## WHAT THE TASK REQUIRES
Drop every picture and give the entries back exactly.

## GIVEN ENTRIES

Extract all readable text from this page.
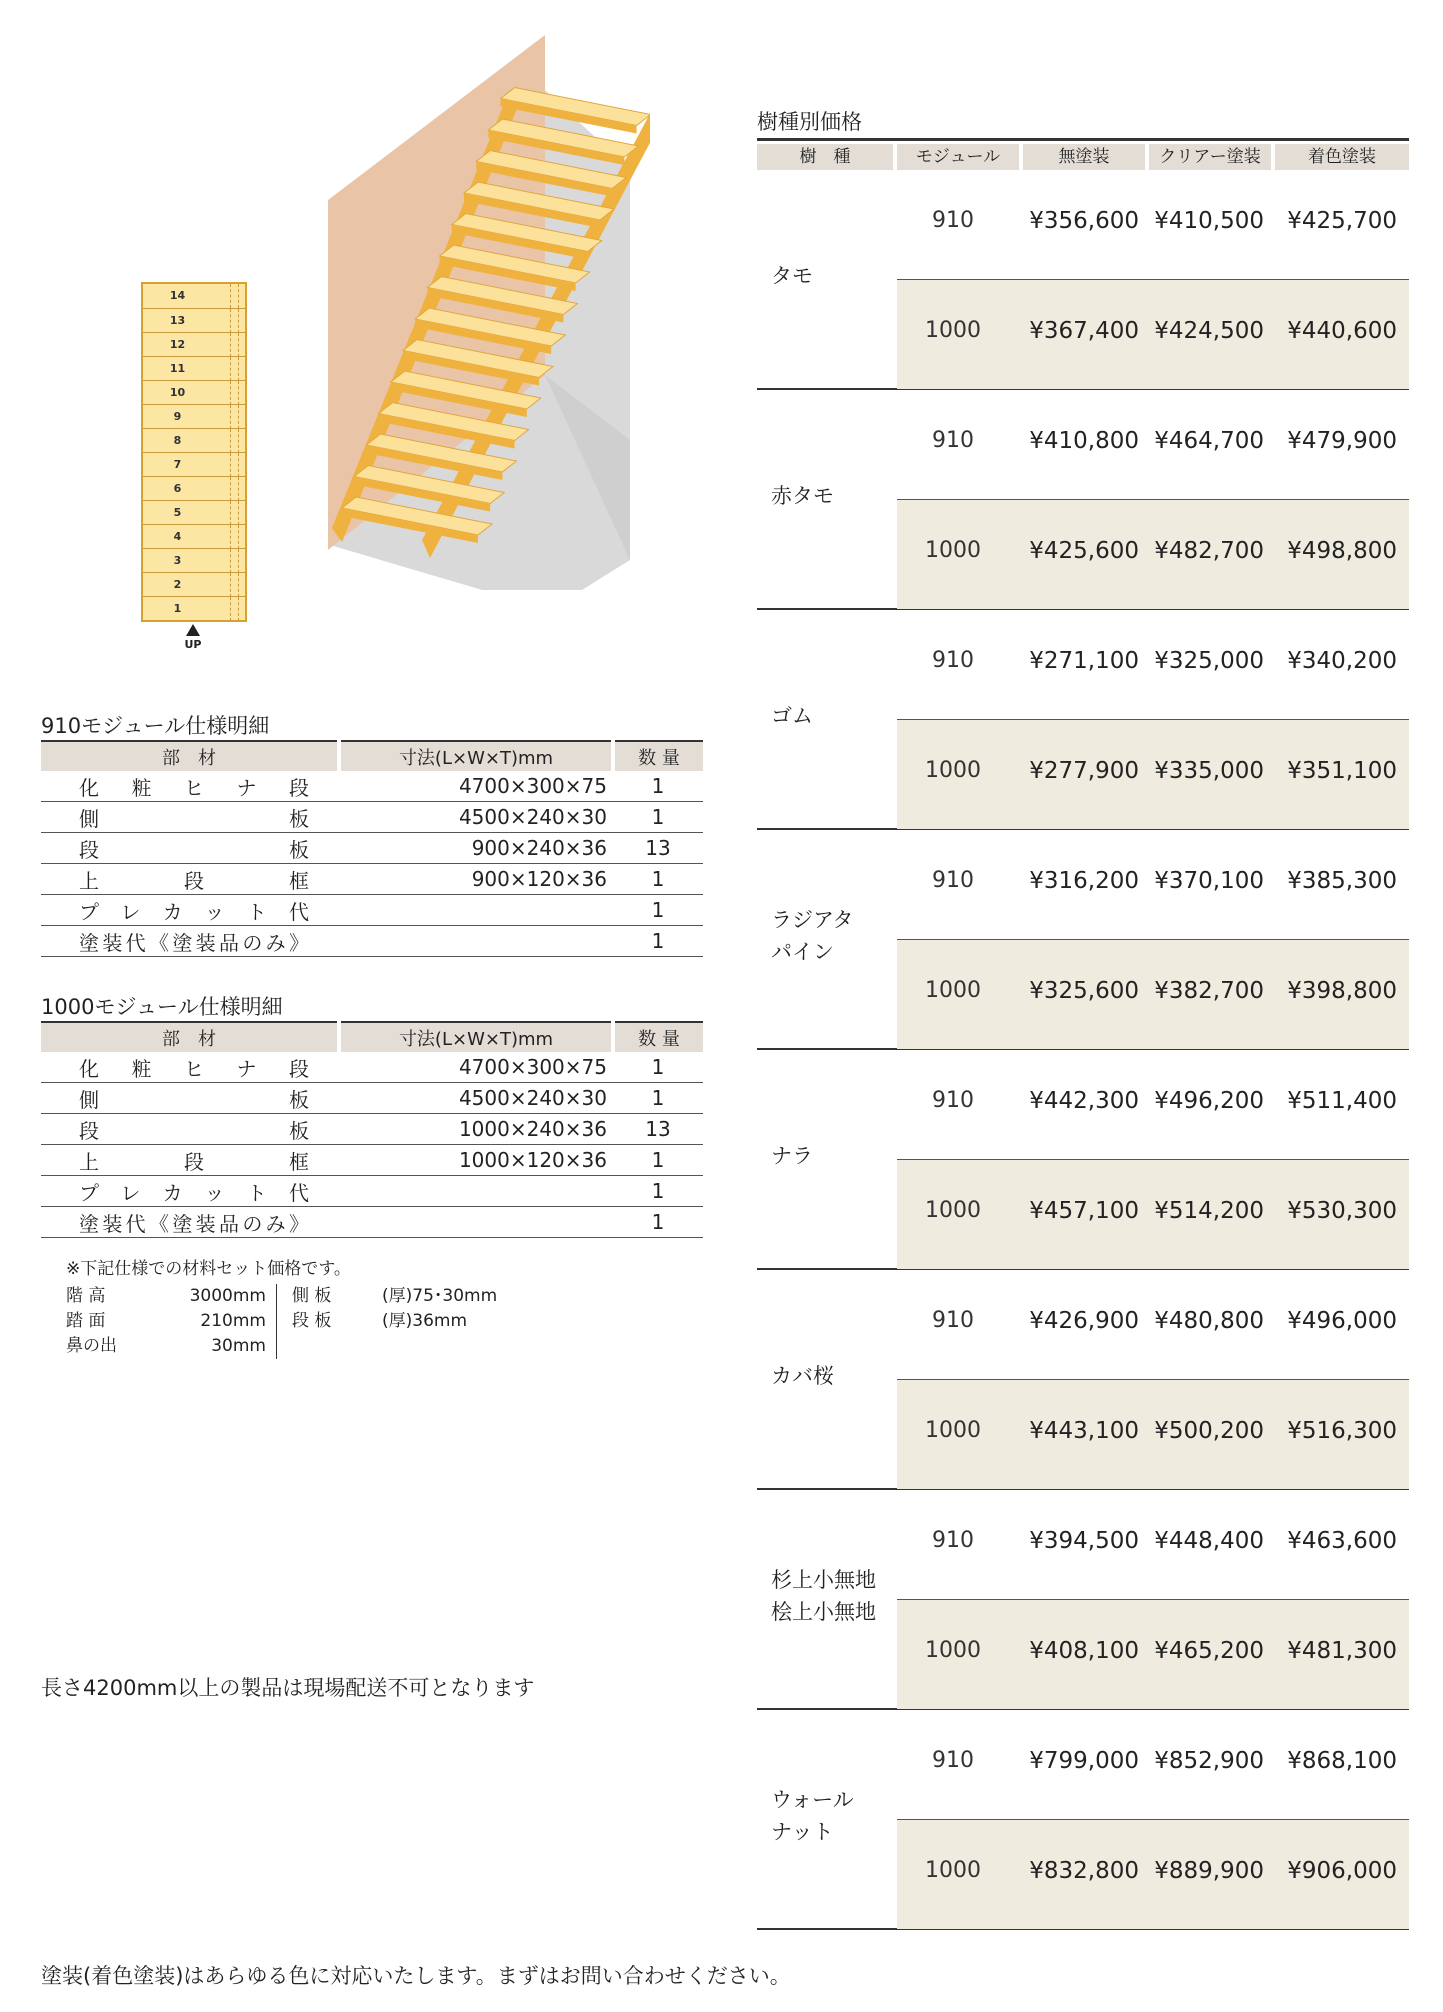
14
13
12
11
10
9
8
7
6
5
4
3
2
1
UP
910モジュール仕様明細
部　材	寸法(L×W×T)mm	数 量

化粧ヒナ段	4700×300×75	1

側板	4500×240×30	1

段板	900×240×36	13

上段框	900×120×36	1

プレカット代		1

塗装代《塗装品のみ》		1
1000モジュール仕様明細
部　材	寸法(L×W×T)mm	数 量

化粧ヒナ段	4700×300×75	1

側板	4500×240×30	1

段板	1000×240×36	13

上段框	1000×120×36	1

プレカット代		1

塗装代《塗装品のみ》		1
※下記仕様での材料セット価格です。
階 高	3000mm
踏 面	210mm
鼻の出	30mm
側 板	(厚)75･30mm
段 板	(厚)36mm
長さ4200mm以上の製品は現場配送不可となります
塗装(着色塗装)はあらゆる色に対応いたします。まずはお問い合わせください。
樹種別価格
樹　種	モジュール	無塗装	クリアー塗装	着色塗装
タモ
910	¥356,600 ¥410,500	¥425,700
1000	¥367,400 ¥424,500	¥440,600
赤タモ
910	¥410,800 ¥464,700	¥479,900
1000	¥425,600 ¥482,700	¥498,800
ゴム
910	¥271,100 ¥325,000	¥340,200
1000	¥277,900 ¥335,000	¥351,100
ラジアタ
パイン
910	¥316,200 ¥370,100	¥385,300
1000	¥325,600 ¥382,700	¥398,800
ナラ
910	¥442,300 ¥496,200	¥511,400
1000	¥457,100 ¥514,200	¥530,300
カバ桜
910	¥426,900 ¥480,800	¥496,000
1000	¥443,100 ¥500,200	¥516,300
杉上小無地
桧上小無地
910	¥394,500 ¥448,400	¥463,600
1000	¥408,100 ¥465,200	¥481,300
ウォール
ナット
910	¥799,000 ¥852,900	¥868,100
1000	¥832,800 ¥889,900	¥906,000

## FULL ANSWER
Extract all readable text from this page.
14
13
12
11
10
9
8
7
6
5
4
3
2
1
UP
910モジュール仕様明細
部　材	寸法(L×W×T)mm	数 量

化粧ヒナ段	4700×300×75	1

側板	4500×240×30	1

段板	900×240×36	13

上段框	900×120×36	1

プレカット代		1

塗装代《塗装品のみ》		1
1000モジュール仕様明細
部　材	寸法(L×W×T)mm	数 量

化粧ヒナ段	4700×300×75	1

側板	4500×240×30	1

段板	1000×240×36	13

上段框	1000×120×36	1

プレカット代		1

塗装代《塗装品のみ》		1
※下記仕様での材料セット価格です。
階 高	3000mm
踏 面	210mm
鼻の出	30mm
側 板	(厚)75･30mm
段 板	(厚)36mm
長さ4200mm以上の製品は現場配送不可となります
塗装(着色塗装)はあらゆる色に対応いたします。まずはお問い合わせください。
樹種別価格
樹　種	モジュール	無塗装	クリアー塗装	着色塗装
タモ
910	¥356,600 ¥410,500	¥425,700
1000	¥367,400 ¥424,500	¥440,600
赤タモ
910	¥410,800 ¥464,700	¥479,900
1000	¥425,600 ¥482,700	¥498,800
ゴム
910	¥271,100 ¥325,000	¥340,200
1000	¥277,900 ¥335,000	¥351,100
ラジアタ
パイン
910	¥316,200 ¥370,100	¥385,300
1000	¥325,600 ¥382,700	¥398,800
ナラ
910	¥442,300 ¥496,200	¥511,400
1000	¥457,100 ¥514,200	¥530,300
カバ桜
910	¥426,900 ¥480,800	¥496,000
1000	¥443,100 ¥500,200	¥516,300
杉上小無地
桧上小無地
910	¥394,500 ¥448,400	¥463,600
1000	¥408,100 ¥465,200	¥481,300
ウォール
ナット
910	¥799,000 ¥852,900	¥868,100
1000	¥832,800 ¥889,900	¥906,000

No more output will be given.